THE PROBLEM =>
Extract every line from the records below that contains the word "operating".
** start STORED RECORDS **
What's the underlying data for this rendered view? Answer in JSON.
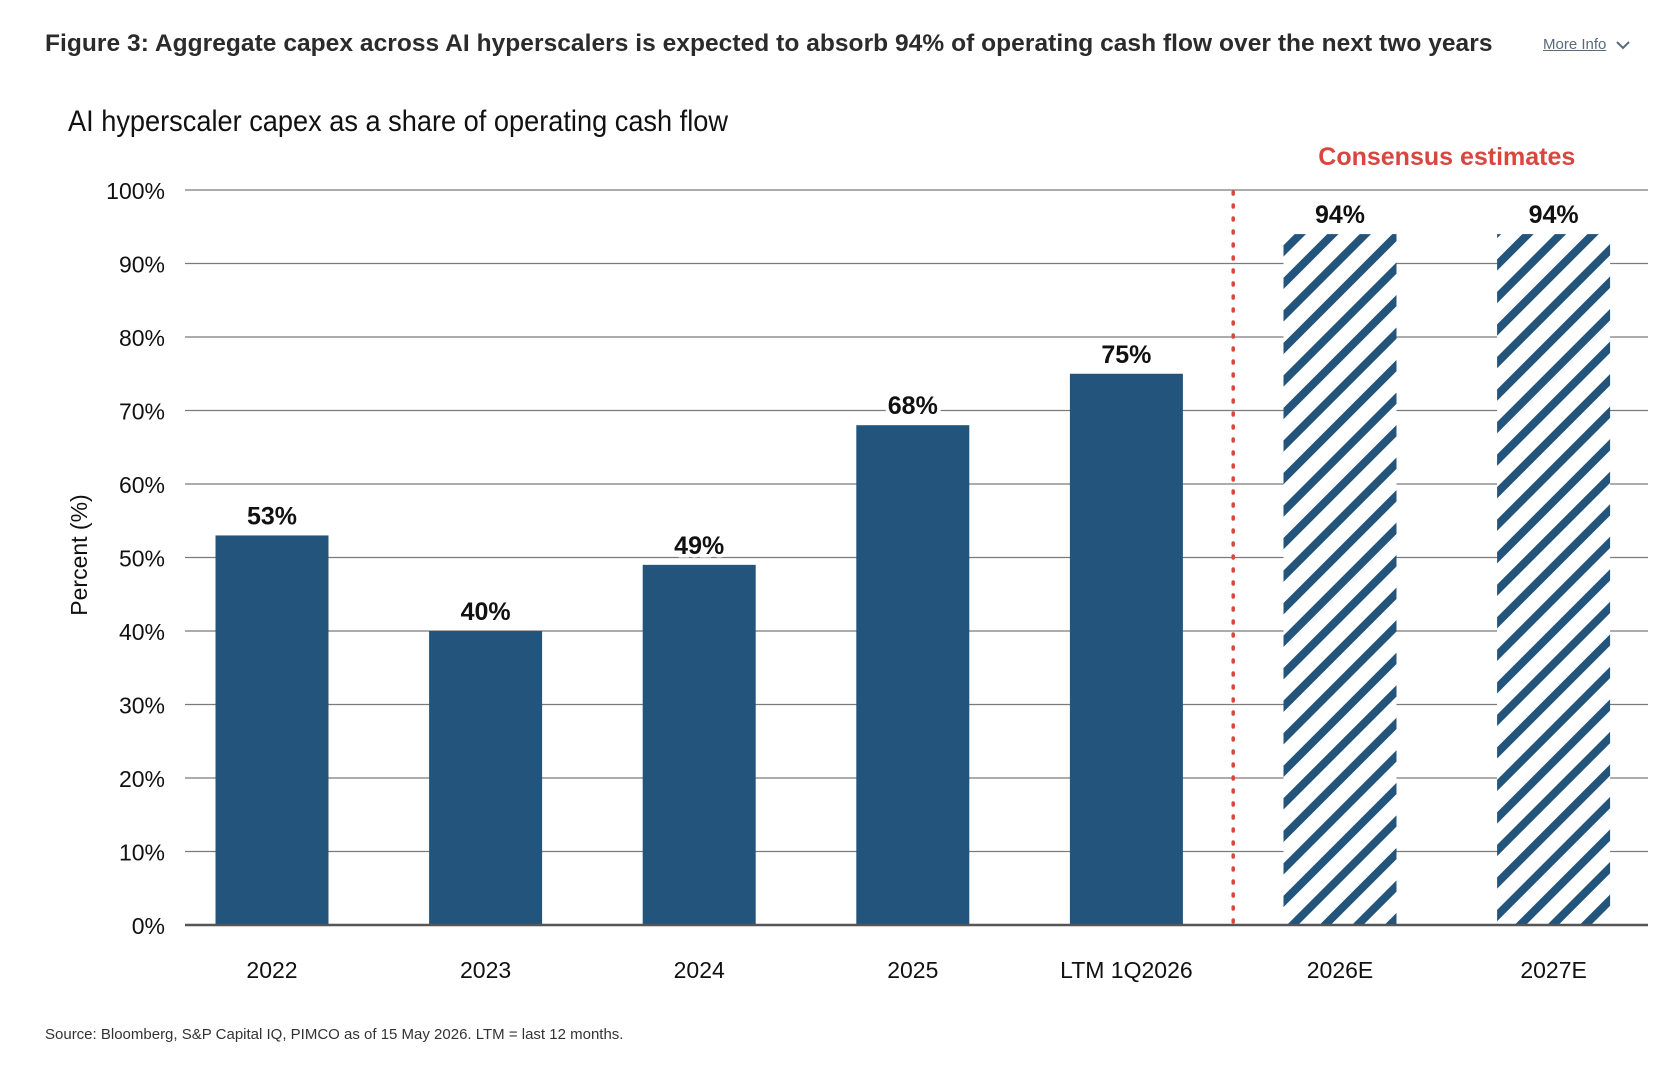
{
  "header": {
    "figure_title": "Figure 3: Aggregate capex across AI hyperscalers is expected to absorb 94% of operating cash flow over the next two years",
    "more_info_label": "More Info",
    "more_info_icon": "chevron-down-icon"
  },
  "chart_data": {
    "type": "bar",
    "title": "AI hyperscaler capex as a share of operating cash flow",
    "xlabel": "",
    "ylabel": "Percent (%)",
    "ylim": [
      0,
      100
    ],
    "yticks": [
      0,
      10,
      20,
      30,
      40,
      50,
      60,
      70,
      80,
      90,
      100
    ],
    "ytick_labels": [
      "0%",
      "10%",
      "20%",
      "30%",
      "40%",
      "50%",
      "60%",
      "70%",
      "80%",
      "90%",
      "100%"
    ],
    "categories": [
      "2022",
      "2023",
      "2024",
      "2025",
      "LTM 1Q2026",
      "2026E",
      "2027E"
    ],
    "values": [
      53,
      40,
      49,
      68,
      75,
      94,
      94
    ],
    "data_labels": [
      "53%",
      "40%",
      "49%",
      "68%",
      "75%",
      "94%",
      "94%"
    ],
    "estimated": [
      false,
      false,
      false,
      false,
      false,
      true,
      true
    ],
    "annotation": "Consensus estimates",
    "grid": true,
    "colors": {
      "bar": "#23547b",
      "hatch": "#23547b",
      "annotation": "#d9453f",
      "divider": "#d9453f",
      "grid": "#7a7a7a",
      "axis": "#555555"
    }
  },
  "footer": {
    "source": "Source: Bloomberg, S&P Capital IQ, PIMCO as of 15 May 2026. LTM = last 12 months."
  }
}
** end STORED RECORDS **
EXPECTED ANSWER =>
    "figure_title": "Figure 3: Aggregate capex across AI hyperscalers is expected to absorb 94% of operating cash flow over the next two years",
    "title": "AI hyperscaler capex as a share of operating cash flow",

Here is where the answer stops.